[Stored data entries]
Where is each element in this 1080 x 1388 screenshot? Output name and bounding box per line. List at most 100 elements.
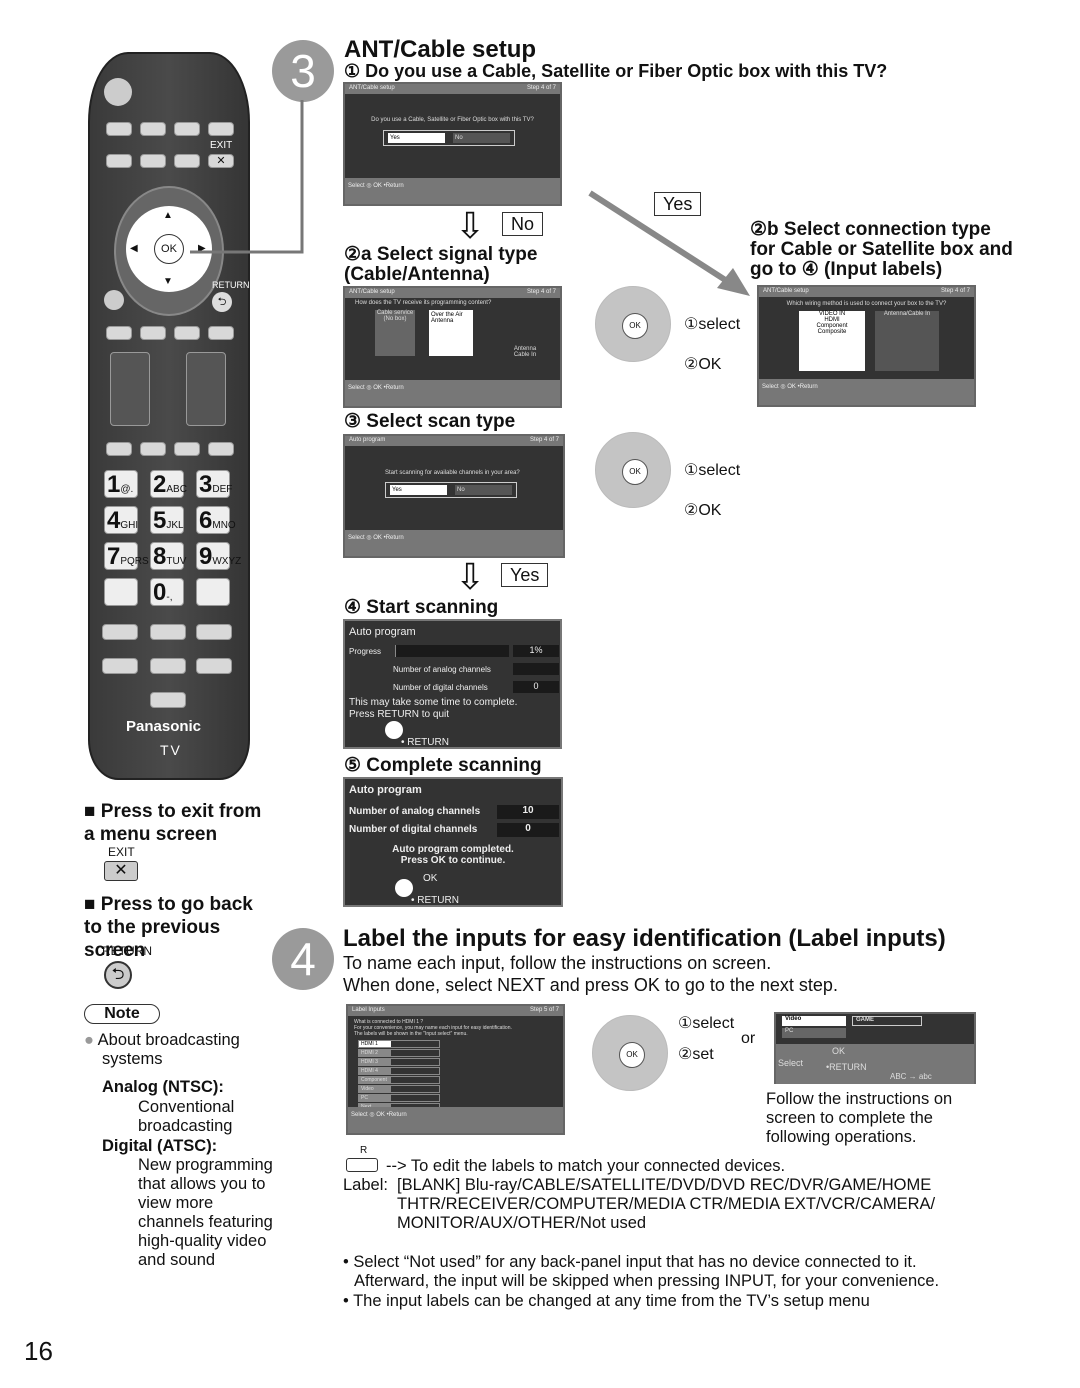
antenna-cable-in-option[interactable]: Antenna/Cable In: [875, 311, 939, 371]
key-1[interactable]: 1@.: [104, 470, 138, 498]
remote-button[interactable]: [106, 326, 132, 340]
input-row[interactable]: Video: [358, 1085, 440, 1093]
key-4[interactable]: 4GHI: [104, 506, 138, 534]
remote-button[interactable]: [150, 624, 186, 640]
video-in-option[interactable]: VIDEO IN HDMI Component Composite: [799, 311, 865, 371]
ok-instruction: ②OK: [684, 502, 722, 519]
cable-box-screen: ANT/Cable setup Step 4 of 7 Do you use a …: [343, 82, 562, 206]
remote-button[interactable]: [140, 442, 166, 456]
step-3-badge: 3: [272, 40, 334, 102]
remote-button[interactable]: [150, 692, 186, 708]
key-0[interactable]: 0-,: [150, 578, 184, 606]
set-instruction: ②set: [678, 1046, 714, 1063]
input-row[interactable]: HDMI 4: [358, 1067, 440, 1075]
progress-bar: [395, 645, 509, 657]
yes-label: Yes: [654, 192, 702, 216]
key-blank[interactable]: [104, 578, 138, 606]
signal-type-screen: ANT/Cable setup Step 4 of 7 How does the …: [343, 286, 562, 408]
remote-button[interactable]: [196, 658, 232, 674]
remote-button[interactable]: [208, 442, 234, 456]
yes-label: Yes: [501, 563, 549, 587]
ok-instruction: ②OK: [684, 356, 722, 373]
select-instruction: ①select: [684, 316, 741, 333]
key-8[interactable]: 8TUV: [150, 542, 186, 570]
scan-type-screen: Auto program Step 4 of 7 Start scanning f…: [343, 434, 565, 558]
select-instruction: ①select: [684, 462, 741, 479]
no-option[interactable]: No: [455, 485, 512, 495]
exit-button-icon: ✕: [104, 861, 138, 881]
remote-button[interactable]: [102, 624, 138, 640]
return-button[interactable]: ⮌: [212, 292, 232, 312]
remote-button[interactable]: [174, 442, 200, 456]
remote-button[interactable]: [140, 122, 166, 136]
input-row[interactable]: HDMI 3: [358, 1058, 440, 1066]
label-options: [BLANK] Blu-ray/CABLE/SATELLITE/DVD/DVD …: [397, 1176, 936, 1232]
volume-rocker[interactable]: [110, 352, 150, 426]
red-button-icon: [346, 1158, 378, 1172]
yes-option[interactable]: Yes: [388, 133, 445, 143]
input-row[interactable]: PC: [358, 1094, 440, 1102]
remote-button[interactable]: [106, 442, 132, 456]
r-label: R: [360, 1145, 368, 1156]
key-2[interactable]: 2ABC: [150, 470, 187, 498]
return-label: RETURN: [212, 280, 250, 290]
down-arrow-icon: ⇩: [455, 556, 486, 597]
dpad-illustration: OK: [595, 286, 671, 362]
step-4-line-1: To name each input, follow the instructi…: [343, 953, 772, 973]
step-3-title: ANT/Cable setup: [344, 36, 537, 63]
remote-button[interactable]: [106, 122, 132, 136]
step-2a-title: ②a Select signal type (Cable/Antenna): [344, 244, 538, 285]
select-instruction: ①select: [678, 1015, 735, 1032]
step-5-title: ⑤ Complete scanning: [344, 755, 542, 776]
digital-text: New programming that allows you to view …: [138, 1156, 273, 1269]
step-4-title: Label the inputs for easy identification…: [343, 925, 946, 952]
label-value-field[interactable]: GAME: [852, 1016, 922, 1026]
edit-labels-text: --> To edit the labels to match your con…: [386, 1157, 786, 1175]
step-4-badge: 4: [272, 928, 334, 990]
tv-label: TV: [160, 742, 182, 758]
key-enter[interactable]: [196, 578, 230, 606]
remote-button[interactable]: [102, 658, 138, 674]
remote-button[interactable]: [150, 658, 186, 674]
yes-option[interactable]: Yes: [390, 485, 447, 495]
note-badge: Note: [84, 1004, 160, 1024]
connector-line: [190, 100, 304, 254]
question-1: ① Do you use a Cable, Satellite or Fiber…: [344, 61, 888, 81]
key-9[interactable]: 9WXYZ: [196, 542, 241, 570]
input-row[interactable]: Component: [358, 1076, 440, 1084]
remote-button[interactable]: [196, 624, 232, 640]
exit-heading: ■ Press to exit from a menu screen: [84, 801, 262, 845]
analog-heading: Analog (NTSC):: [102, 1078, 224, 1096]
key-7[interactable]: 7PQRS: [104, 542, 149, 570]
return-button-icon: ⮌: [104, 961, 132, 989]
power-button[interactable]: [104, 78, 132, 106]
remote-button[interactable]: [208, 326, 234, 340]
bullet-not-used: • Select “Not used” for any back-panel i…: [343, 1253, 940, 1290]
input-row[interactable]: HDMI 2: [358, 1049, 440, 1057]
exit-caption: EXIT: [108, 845, 135, 859]
antenna-option[interactable]: Over the Air Antenna: [429, 310, 473, 356]
dpad-illustration: OK: [595, 432, 671, 508]
label-inputs-screen: Label Inputs Step 5 of 7 What is connecte…: [346, 1004, 565, 1135]
key-5[interactable]: 5JKL: [150, 506, 184, 534]
no-option[interactable]: No: [453, 133, 510, 143]
step-4-line-2: When done, select NEXT and press OK to g…: [343, 975, 838, 995]
cable-service-option[interactable]: Cable service (No box): [375, 310, 415, 356]
key-6[interactable]: 6MNO: [196, 506, 236, 534]
remote-button[interactable]: [140, 154, 166, 168]
remote-button[interactable]: [106, 154, 132, 168]
input-row[interactable]: HDMI 1: [358, 1040, 440, 1048]
remote-button[interactable]: [140, 326, 166, 340]
connection-type-screen: ANT/Cable setup Step 4 of 7 Which wiring …: [757, 285, 976, 407]
remote-button[interactable]: [174, 326, 200, 340]
digital-heading: Digital (ATSC):: [102, 1137, 218, 1155]
note-bullet: ● About broadcasting systems: [84, 1031, 240, 1068]
remote-button[interactable]: [104, 290, 124, 310]
dpad-illustration: OK: [592, 1015, 668, 1091]
step-3-scan-title: ③ Select scan type: [344, 411, 516, 432]
key-3[interactable]: 3DEF: [196, 470, 232, 498]
channel-rocker[interactable]: [186, 352, 226, 426]
label-heading: Label:: [343, 1176, 388, 1194]
label-edit-screen: Video GAME PC Select OK •RETURN ABC → ab…: [774, 1012, 976, 1084]
down-arrow-icon: ⇩: [455, 205, 486, 246]
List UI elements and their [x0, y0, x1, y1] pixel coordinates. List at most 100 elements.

[Goal]
Set down every line of the stored data entries above verbatim, omitting the pictures.

[Full output]
Where is each element in this 1080 x 1388 screenshot? Output name and bounding box per line. List at most 100 elements.
antenna-cable-in-option[interactable]: Antenna/Cable In: [875, 311, 939, 371]
key-1[interactable]: 1@.: [104, 470, 138, 498]
remote-button[interactable]: [106, 326, 132, 340]
input-row[interactable]: Video: [358, 1085, 440, 1093]
key-4[interactable]: 4GHI: [104, 506, 138, 534]
remote-button[interactable]: [150, 624, 186, 640]
video-in-option[interactable]: VIDEO IN HDMI Component Composite: [799, 311, 865, 371]
ok-instruction: ②OK: [684, 502, 722, 519]
cable-box-screen: ANT/Cable setup Step 4 of 7 Do you use a …: [343, 82, 562, 206]
remote-button[interactable]: [140, 442, 166, 456]
step-3-badge: 3: [272, 40, 334, 102]
remote-button[interactable]: [150, 692, 186, 708]
key-0[interactable]: 0-,: [150, 578, 184, 606]
set-instruction: ②set: [678, 1046, 714, 1063]
input-row[interactable]: HDMI 4: [358, 1067, 440, 1075]
progress-bar: [395, 645, 509, 657]
yes-label: Yes: [654, 192, 702, 216]
key-blank[interactable]: [104, 578, 138, 606]
signal-type-screen: ANT/Cable setup Step 4 of 7 How does the …: [343, 286, 562, 408]
remote-button[interactable]: [196, 658, 232, 674]
remote-button[interactable]: [208, 442, 234, 456]
yes-label: Yes: [501, 563, 549, 587]
ok-instruction: ②OK: [684, 356, 722, 373]
select-instruction: ①select: [684, 316, 741, 333]
key-8[interactable]: 8TUV: [150, 542, 186, 570]
scan-type-screen: Auto program Step 4 of 7 Start scanning f…: [343, 434, 565, 558]
select-instruction: ①select: [684, 462, 741, 479]
no-option[interactable]: No: [455, 485, 512, 495]
exit-button-icon: ✕: [104, 861, 138, 881]
remote-button[interactable]: [102, 624, 138, 640]
return-button[interactable]: ⮌: [212, 292, 232, 312]
remote-button[interactable]: [174, 442, 200, 456]
remote-button[interactable]: [140, 122, 166, 136]
input-row[interactable]: HDMI 3: [358, 1058, 440, 1066]
label-options: [BLANK] Blu-ray/CABLE/SATELLITE/DVD/DVD …: [397, 1176, 936, 1232]
volume-rocker[interactable]: [110, 352, 150, 426]
red-button-icon: [346, 1158, 378, 1172]
yes-option[interactable]: Yes: [388, 133, 445, 143]
input-row[interactable]: PC: [358, 1094, 440, 1102]
remote-button[interactable]: [106, 442, 132, 456]
r-label: R: [360, 1145, 368, 1156]
key-2[interactable]: 2ABC: [150, 470, 187, 498]
return-label: RETURN: [212, 280, 250, 290]
down-arrow-icon: ⇩: [455, 556, 486, 597]
dpad-illustration: OK: [595, 286, 671, 362]
step-4-line-1: To name each input, follow the instructi…: [343, 953, 772, 973]
step-3-title: ANT/Cable setup: [344, 36, 537, 63]
remote-button[interactable]: [106, 122, 132, 136]
step-2a-title: ②a Select signal type (Cable/Antenna): [344, 244, 538, 285]
select-instruction: ①select: [678, 1015, 735, 1032]
step-5-title: ⑤ Complete scanning: [344, 755, 542, 776]
digital-text: New programming that allows you to view …: [138, 1156, 273, 1269]
step-4-title: Label the inputs for easy identification…: [343, 925, 946, 952]
label-value-field[interactable]: GAME: [852, 1016, 922, 1026]
edit-labels-text: --> To edit the labels to match your con…: [386, 1157, 786, 1175]
step-4-badge: 4: [272, 928, 334, 990]
tv-label: TV: [160, 742, 182, 758]
key-enter[interactable]: [196, 578, 230, 606]
remote-button[interactable]: [102, 658, 138, 674]
remote-button[interactable]: [150, 658, 186, 674]
yes-option[interactable]: Yes: [390, 485, 447, 495]
note-badge: Note: [84, 1004, 160, 1024]
connector-line: [190, 100, 304, 254]
question-1: ① Do you use a Cable, Satellite or Fiber…: [344, 61, 888, 81]
key-9[interactable]: 9WXYZ: [196, 542, 241, 570]
input-row[interactable]: Component: [358, 1076, 440, 1084]
remote-button[interactable]: [196, 624, 232, 640]
exit-heading: ■ Press to exit from a menu screen: [84, 801, 262, 845]
analog-heading: Analog (NTSC):: [102, 1078, 224, 1096]
key-7[interactable]: 7PQRS: [104, 542, 149, 570]
return-button-icon: ⮌: [104, 961, 132, 989]
power-button[interactable]: [104, 78, 132, 106]
remote-button[interactable]: [208, 326, 234, 340]
bullet-not-used: • Select “Not used” for any back-panel i…: [343, 1253, 940, 1290]
input-row[interactable]: HDMI 2: [358, 1049, 440, 1057]
exit-caption: EXIT: [108, 845, 135, 859]
antenna-option[interactable]: Over the Air Antenna: [429, 310, 473, 356]
dpad-illustration: OK: [595, 432, 671, 508]
label-inputs-screen: Label Inputs Step 5 of 7 What is connecte…: [346, 1004, 565, 1135]
key-5[interactable]: 5JKL: [150, 506, 184, 534]
no-option[interactable]: No: [453, 133, 510, 143]
step-4-line-2: When done, select NEXT and press OK to g…: [343, 975, 838, 995]
cable-service-option[interactable]: Cable service (No box): [375, 310, 415, 356]
key-6[interactable]: 6MNO: [196, 506, 236, 534]
remote-button[interactable]: [140, 154, 166, 168]
remote-button[interactable]: [106, 154, 132, 168]
input-row[interactable]: HDMI 1: [358, 1040, 440, 1048]
remote-button[interactable]: [140, 326, 166, 340]
connection-type-screen: ANT/Cable setup Step 4 of 7 Which wiring …: [757, 285, 976, 407]
remote-button[interactable]: [174, 326, 200, 340]
digital-heading: Digital (ATSC):: [102, 1137, 218, 1155]
note-bullet: ● About broadcasting systems: [84, 1031, 240, 1068]
remote-button[interactable]: [104, 290, 124, 310]
dpad-illustration: OK: [592, 1015, 668, 1091]
step-3-scan-title: ③ Select scan type: [344, 411, 516, 432]
key-3[interactable]: 3DEF: [196, 470, 232, 498]
channel-rocker[interactable]: [186, 352, 226, 426]
label-heading: Label:: [343, 1176, 388, 1194]
label-edit-screen: Video GAME PC Select OK •RETURN ABC → ab…: [774, 1012, 976, 1084]
down-arrow-icon: ⇩: [455, 205, 486, 246]
List UI elements and their [x0, y0, x1, y1] pixel coordinates. List at most 100 elements.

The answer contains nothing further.